[Exercise directions]
Write out all entries word for word.

Chart and figure data
◆ ◆ ◆ ◆ ◆
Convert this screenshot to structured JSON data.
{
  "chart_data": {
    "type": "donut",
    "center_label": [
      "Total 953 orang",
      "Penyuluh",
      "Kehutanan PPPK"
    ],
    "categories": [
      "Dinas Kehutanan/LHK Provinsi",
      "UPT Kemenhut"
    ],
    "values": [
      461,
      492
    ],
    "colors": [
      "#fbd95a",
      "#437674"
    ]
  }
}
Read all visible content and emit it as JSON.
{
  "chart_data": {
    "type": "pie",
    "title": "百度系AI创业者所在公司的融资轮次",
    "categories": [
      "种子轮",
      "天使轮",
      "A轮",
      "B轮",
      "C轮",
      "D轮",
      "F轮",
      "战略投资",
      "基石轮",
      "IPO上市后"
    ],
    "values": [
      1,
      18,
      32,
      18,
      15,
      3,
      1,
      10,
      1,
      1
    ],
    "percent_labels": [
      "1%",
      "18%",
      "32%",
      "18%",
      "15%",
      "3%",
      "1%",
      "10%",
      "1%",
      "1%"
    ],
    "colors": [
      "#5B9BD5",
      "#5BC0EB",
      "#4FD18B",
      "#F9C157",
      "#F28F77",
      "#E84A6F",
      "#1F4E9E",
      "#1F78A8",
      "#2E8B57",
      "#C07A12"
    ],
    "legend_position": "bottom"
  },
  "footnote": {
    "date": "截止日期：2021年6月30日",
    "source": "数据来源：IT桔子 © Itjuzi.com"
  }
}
◆ ◆ ◆ ◆ ◆
[Worked solution]
Convert this screenshot to structured JSON data.
{
  "chart_data": {
    "type": "donut",
    "center_label": [
      "Total 953 orang",
      "Penyuluh",
      "Kehutanan PPPK"
    ],
    "categories": [
      "Dinas Kehutanan/LHK Provinsi",
      "UPT Kemenhut"
    ],
    "values": [
      461,
      492
    ],
    "colors": [
      "#fbd95a",
      "#437674"
    ]
  }
}
Read all visible content and emit it as JSON.
{
  "chart_data": {
    "type": "pie",
    "title": "百度系AI创业者所在公司的融资轮次",
    "categories": [
      "种子轮",
      "天使轮",
      "A轮",
      "B轮",
      "C轮",
      "D轮",
      "F轮",
      "战略投资",
      "基石轮",
      "IPO上市后"
    ],
    "values": [
      1,
      18,
      32,
      18,
      15,
      3,
      1,
      10,
      1,
      1
    ],
    "percent_labels": [
      "1%",
      "18%",
      "32%",
      "18%",
      "15%",
      "3%",
      "1%",
      "10%",
      "1%",
      "1%"
    ],
    "colors": [
      "#5B9BD5",
      "#5BC0EB",
      "#4FD18B",
      "#F9C157",
      "#F28F77",
      "#E84A6F",
      "#1F4E9E",
      "#1F78A8",
      "#2E8B57",
      "#C07A12"
    ],
    "legend_position": "bottom"
  },
  "footnote": {
    "date": "截止日期：2021年6月30日",
    "source": "数据来源：IT桔子 © Itjuzi.com"
  }
}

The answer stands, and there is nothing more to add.